Below are some records. Say in a single number how many of their lines include the word "addresses".

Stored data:
──────
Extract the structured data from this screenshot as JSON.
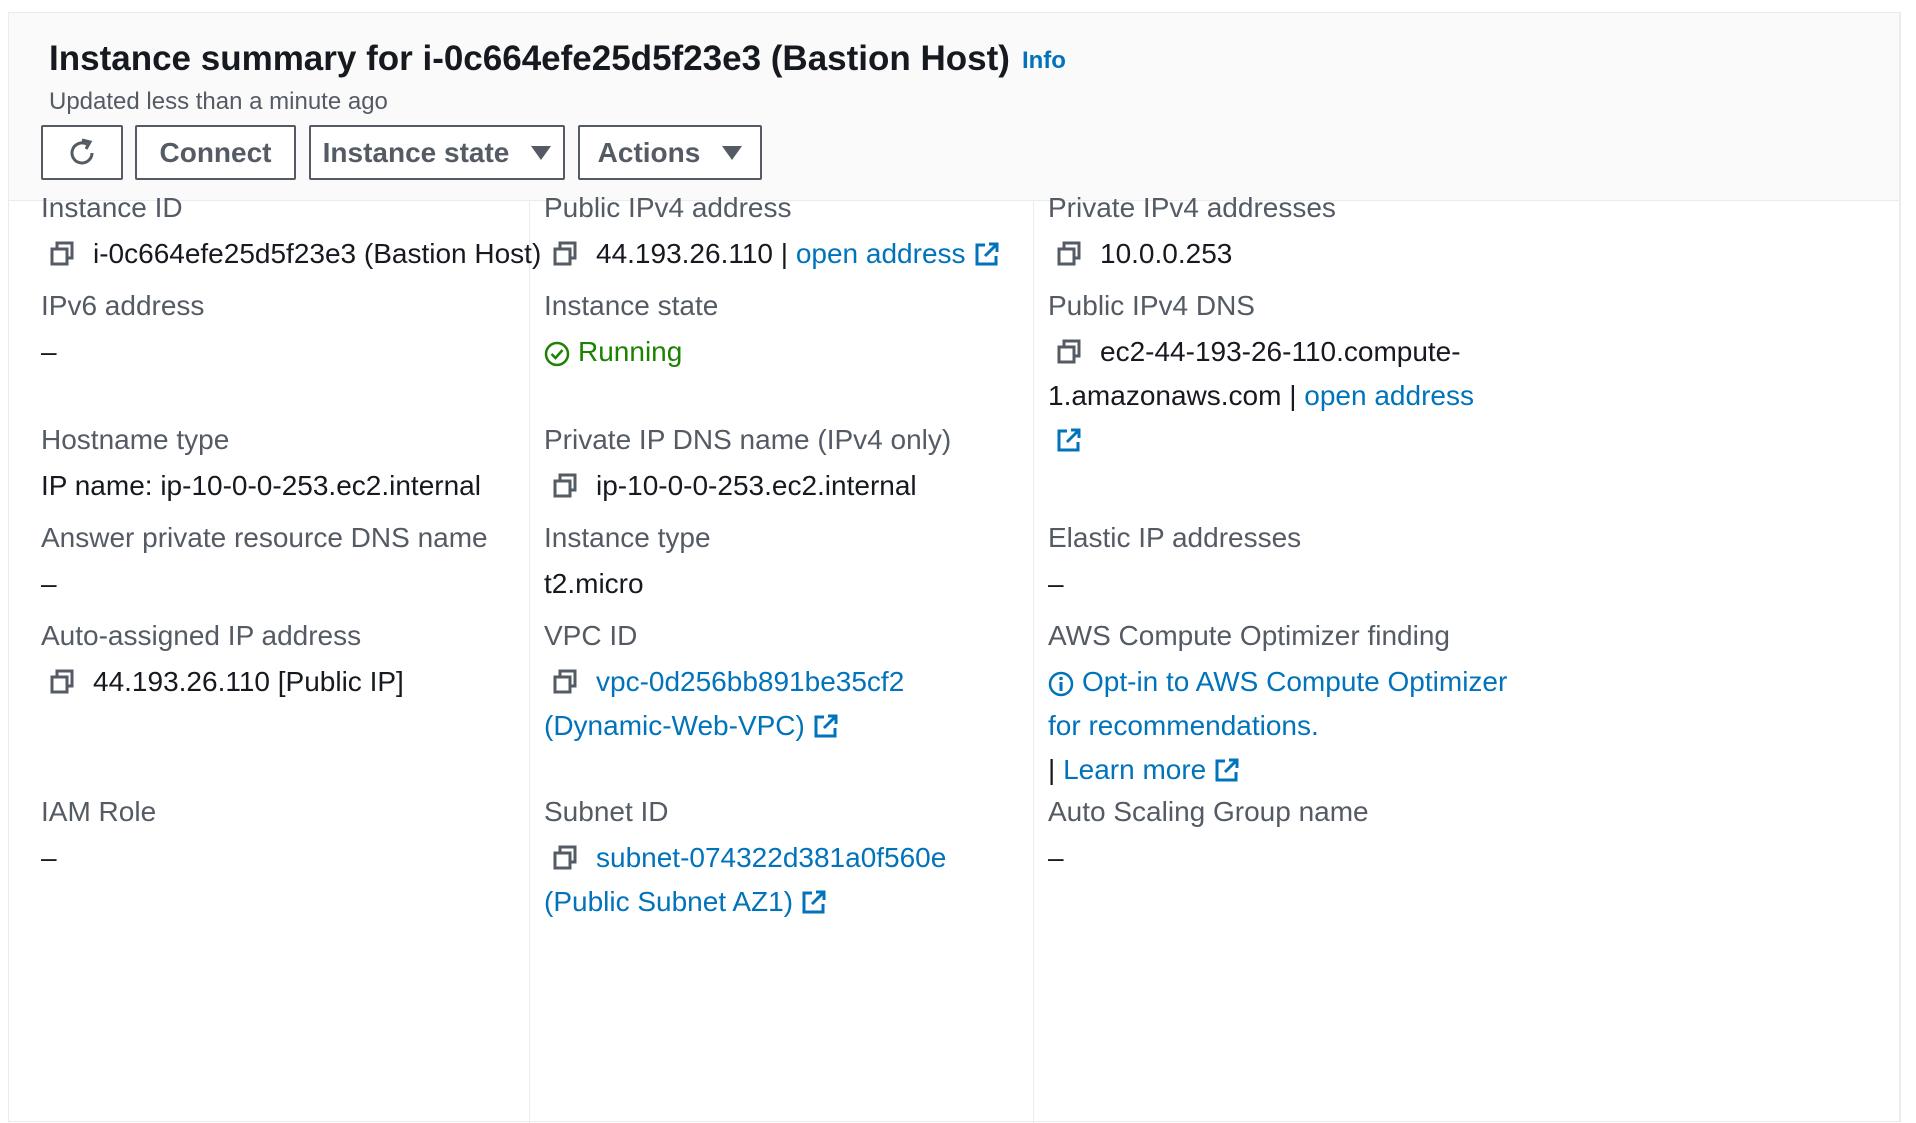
{
  "header": {
    "title": "Instance summary for i-0c664efe25d5f23e3 (Bastion Host)",
    "info": "Info",
    "updated": "Updated less than a minute ago",
    "buttons": {
      "connect": "Connect",
      "instance_state": "Instance state",
      "actions": "Actions"
    }
  },
  "fields": {
    "instance_id": {
      "label": "Instance ID",
      "value": "i-0c664efe25d5f23e3 (Bastion Host)"
    },
    "public_ipv4": {
      "label": "Public IPv4 address",
      "value": "44.193.26.110",
      "sep": "|",
      "link": "open address"
    },
    "private_ipv4": {
      "label": "Private IPv4 addresses",
      "value": "10.0.0.253"
    },
    "ipv6": {
      "label": "IPv6 address",
      "value": "–"
    },
    "instance_state": {
      "label": "Instance state",
      "value": "Running"
    },
    "public_dns": {
      "label": "Public IPv4 DNS",
      "value": "ec2-44-193-26-110.compute-1.amazonaws.com",
      "sep": "|",
      "link": "open address"
    },
    "hostname_type": {
      "label": "Hostname type",
      "value": "IP name: ip-10-0-0-253.ec2.internal"
    },
    "private_dns": {
      "label": "Private IP DNS name (IPv4 only)",
      "value": "ip-10-0-0-253.ec2.internal"
    },
    "answer_dns": {
      "label": "Answer private resource DNS name",
      "value": "–"
    },
    "instance_type": {
      "label": "Instance type",
      "value": "t2.micro"
    },
    "elastic_ip": {
      "label": "Elastic IP addresses",
      "value": "–"
    },
    "auto_ip": {
      "label": "Auto-assigned IP address",
      "value": "44.193.26.110 [Public IP]"
    },
    "vpc_id": {
      "label": "VPC ID",
      "value": "vpc-0d256bb891be35cf2 (Dynamic-Web-VPC)"
    },
    "optimizer": {
      "label": "AWS Compute Optimizer finding",
      "value": "Opt-in to AWS Compute Optimizer for recommendations.",
      "sep": "|",
      "link": "Learn more"
    },
    "iam_role": {
      "label": "IAM Role",
      "value": "–"
    },
    "subnet_id": {
      "label": "Subnet ID",
      "value": "subnet-074322d381a0f560e (Public Subnet AZ1)"
    },
    "asg_name": {
      "label": "Auto Scaling Group name",
      "value": "–"
    }
  },
  "colors": {
    "link": "#0073bb",
    "running": "#1d8102",
    "label": "#545b64",
    "text": "#16191f"
  }
}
──────
* TASK ANSWER *
2